基于Rook构建Ceph云原生存储
# 云原生存储概述
# k8s数据持久化
松耦合的方式,Pod与存储分离,三种方式
- volume,需要知道后端存储的细节
- PV/PVC 管理员定义PV,PersistentVolume。用户通过PVC的使用PersistentVolumeClaim。
- storageclass: 静态+动态,通过PVC声明使用的空间,自动创建PV和后端驱动的对接。
普通存储卷
configmap和secret以及secret都是容器启动时依赖的数据,emptyDir和hostPath都是临时数据存储,nfs,cephfs,GlutserFS,cloud都是持久化数据存储。
存储没有单独的资源对象,与Pod的生命周期一起。
- configmap
- secret
- emptyDir
- hostPath
- nfs
- cephfs
- ClutserFS
- Cloud
# 揭开rook神秘面纱
# Ceph部署方法
Ceph常见的部署方法有:
- ceph-deploy
- cephadm
- 手工部署
- Rook
# 什么是Rook
Rook 将分布式存储系统转变为自我管理、自我扩展、自我修复的存储服务。它可以自动执行存储管理员的任务:部署、引导、配置、供应、扩展、升级、迁移、灾难恢复、监控和资源管理。

- 小练习 -
根据上面关于 Rook 构建 Ceph 存储的原文，Ceph 常见的部署方法有哪几种？

- 所示材料 -
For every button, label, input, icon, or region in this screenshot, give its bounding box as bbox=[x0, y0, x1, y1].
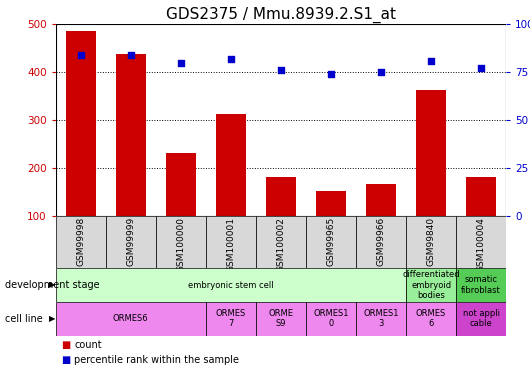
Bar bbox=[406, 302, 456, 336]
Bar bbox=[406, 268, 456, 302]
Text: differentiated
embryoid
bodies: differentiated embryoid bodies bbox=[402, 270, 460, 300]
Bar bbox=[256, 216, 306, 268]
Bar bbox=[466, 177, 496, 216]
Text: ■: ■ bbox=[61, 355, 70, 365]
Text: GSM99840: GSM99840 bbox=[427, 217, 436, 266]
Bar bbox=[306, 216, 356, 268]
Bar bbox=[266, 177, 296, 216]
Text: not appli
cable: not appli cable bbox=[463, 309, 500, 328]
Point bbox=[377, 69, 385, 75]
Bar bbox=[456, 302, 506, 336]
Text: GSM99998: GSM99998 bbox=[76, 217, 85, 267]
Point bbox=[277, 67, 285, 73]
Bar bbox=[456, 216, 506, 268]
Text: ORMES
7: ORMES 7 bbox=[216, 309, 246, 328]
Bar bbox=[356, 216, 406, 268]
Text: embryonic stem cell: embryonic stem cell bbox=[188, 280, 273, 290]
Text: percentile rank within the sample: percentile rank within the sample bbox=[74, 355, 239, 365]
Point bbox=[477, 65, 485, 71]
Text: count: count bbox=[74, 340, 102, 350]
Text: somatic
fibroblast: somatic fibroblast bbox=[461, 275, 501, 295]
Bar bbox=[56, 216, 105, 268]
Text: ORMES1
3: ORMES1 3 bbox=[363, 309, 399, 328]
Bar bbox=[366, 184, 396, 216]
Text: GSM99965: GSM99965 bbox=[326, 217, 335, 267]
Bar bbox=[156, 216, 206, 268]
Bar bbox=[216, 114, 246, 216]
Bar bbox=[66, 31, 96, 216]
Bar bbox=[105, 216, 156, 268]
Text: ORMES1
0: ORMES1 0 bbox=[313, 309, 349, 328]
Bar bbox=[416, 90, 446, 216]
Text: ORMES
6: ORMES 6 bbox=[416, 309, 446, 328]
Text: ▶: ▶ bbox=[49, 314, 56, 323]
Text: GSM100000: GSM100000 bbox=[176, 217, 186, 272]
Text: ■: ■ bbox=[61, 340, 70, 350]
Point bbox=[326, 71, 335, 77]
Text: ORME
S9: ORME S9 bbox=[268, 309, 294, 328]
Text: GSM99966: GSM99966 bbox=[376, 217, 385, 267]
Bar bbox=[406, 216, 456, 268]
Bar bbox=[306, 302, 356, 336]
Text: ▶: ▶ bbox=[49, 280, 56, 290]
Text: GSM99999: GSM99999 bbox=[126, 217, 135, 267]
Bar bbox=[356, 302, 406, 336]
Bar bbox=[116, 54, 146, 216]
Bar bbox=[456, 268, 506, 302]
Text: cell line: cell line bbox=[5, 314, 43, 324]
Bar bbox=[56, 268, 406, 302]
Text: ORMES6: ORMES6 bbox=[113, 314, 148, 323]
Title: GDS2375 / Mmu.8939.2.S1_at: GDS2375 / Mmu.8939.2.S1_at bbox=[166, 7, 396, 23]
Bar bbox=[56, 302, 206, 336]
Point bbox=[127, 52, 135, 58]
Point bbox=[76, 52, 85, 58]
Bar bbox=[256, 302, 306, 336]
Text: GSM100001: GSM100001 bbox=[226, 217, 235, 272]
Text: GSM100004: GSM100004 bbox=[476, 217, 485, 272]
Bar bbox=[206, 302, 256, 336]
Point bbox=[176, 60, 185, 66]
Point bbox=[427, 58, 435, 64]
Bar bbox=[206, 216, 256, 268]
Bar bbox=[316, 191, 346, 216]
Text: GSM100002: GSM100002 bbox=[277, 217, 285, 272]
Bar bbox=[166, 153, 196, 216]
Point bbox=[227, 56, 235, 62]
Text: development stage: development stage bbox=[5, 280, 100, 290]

- 正确输出 -
ceph-deploy、cephadm、手工部署和 Rook。